→ **SOURCE PASSAGE**:
-- Opening Marker --

According to Statistics Denmark, there were 47,585 children and young people with active municipal support measures per 31 December 2024, yet some parents turn to secret recordings of case meetings because they feel authorities ignore their concerns or misrepresent what was said.
The tension is hard to ignore. Denmark requires every municipality to monitor how children live and step in early when families struggle. Yet some families across the country covertly record child-welfare meetings to create their own evidence trail, worried that official notes will leave out what matters or misrepresent their words.
Under the Social Services Act, municipalities must supervise conditions for all children under 18 and provide special support when needed. According to Statistics Denmark’s StatBank table ISBU01, there were 47,585 children and young people with active municipal support measures per 31 December 2024. That is up from 44,802 in 2019, an increase of about 6% over five years. The figures count children and young people with at least one active measure, not individual interventions launched during the year.
More intervention, same distrust
On paper, the system is active. According to Statistics Denmark’s StatBank table BUFF01, around 34,000 to 35,000 children and young people had registered preventive measures per 31 December 2024, up from around 31,000 in 2018, a rise of roughly 10%. According to Eurostat’s ESSPROS data, Denmark spends about 2.9% of GDP on family and children social protection, compared with around 2.3% in Sweden and 1.6% in Germany. Yet Børns Vilkår, the national children’s welfare NGO, has documented in its “Svigt af børn i Danmark” report numerous cases where municipalities did not act adequately on warnings from relatives or professionals.
That disconnect creates fertile ground for conflict. One mother speaking to TV2 explained she recorded meetings to document what social workers said after feeling her concerns were dismissed or misrepresented in official case notes. As noted in a legal analysis by Anne Vivi Jensen of Aalborg University, municipalities have a statutory duty not just to supervise but to act when parental responsibility falters, yet in practice families often encounter superficial assessments and slow follow-up.
Expats face an extra layer of risk
For international families, language barriers and unfamiliarity with Danish administrative culture raise the stakes. Social workers wield wide discretion over what counts as an “at risk” child, often applying norms around discipline, school cooperation and mental health that may clash with a family’s background. A casual remark in a meeting can turn into a formal case note, yet parents who do not read Danish fluently may never know what was written down.
According to Statistics Denmark, child-protection tables such as ISBU01 and BUFF01 do not break measures down by origin or citizenship, so there is no official statistic on how many non-Danish children are under active municipal support measures. General immigration data suggest that approximately 15 to 16% of children under 18 in Denmark had an immigrant or descendant background in 2024. If support measures were evenly distributed, that might imply roughly 7,000 to 8,000 such children under active measures, but this is an estimate and not published by any authority.

-- Closing Marker --

→ **STUDY QUESTIONS**:
a - Transcribe the Danish child-welfare article from "More intervention, same" to "relatives or professionals.".
b - What share of GDP does the Danish child-welfare article say Denmark spends on family and children social protection?

[Collected data entries]
-- Opening Marker --

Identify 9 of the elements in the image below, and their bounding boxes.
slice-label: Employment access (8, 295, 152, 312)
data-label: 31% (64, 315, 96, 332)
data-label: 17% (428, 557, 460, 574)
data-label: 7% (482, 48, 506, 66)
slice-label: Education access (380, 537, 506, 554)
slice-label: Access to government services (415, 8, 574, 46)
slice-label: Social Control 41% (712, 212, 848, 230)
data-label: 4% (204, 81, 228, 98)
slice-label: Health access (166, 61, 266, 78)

-- Closing Marker --

→ **SOLUTIONS TO THE TASKS**:
a -
More intervention, same distrust
On paper, the system is active. According to Statistics Denmark’s StatBank table BUFF01, around 34,000 to 35,000 children and young people had registered preventive measures per 31 December 2024, up from around 31,000 in 2018, a rise of roughly 10%. According to Eurostat’s ESSPROS data, Denmark spends about 2.9% of GDP on family and children social protection, compared with around 2.3% in Sweden and 1.6% in Germany. Yet Børns Vilkår, the national children’s welfare NGO, has documented in its “Svigt af børn i Danmark” report numerous cases where municipalities did not act adequately on warnings from relatives or professionals.

b - About 2.9% of GDP.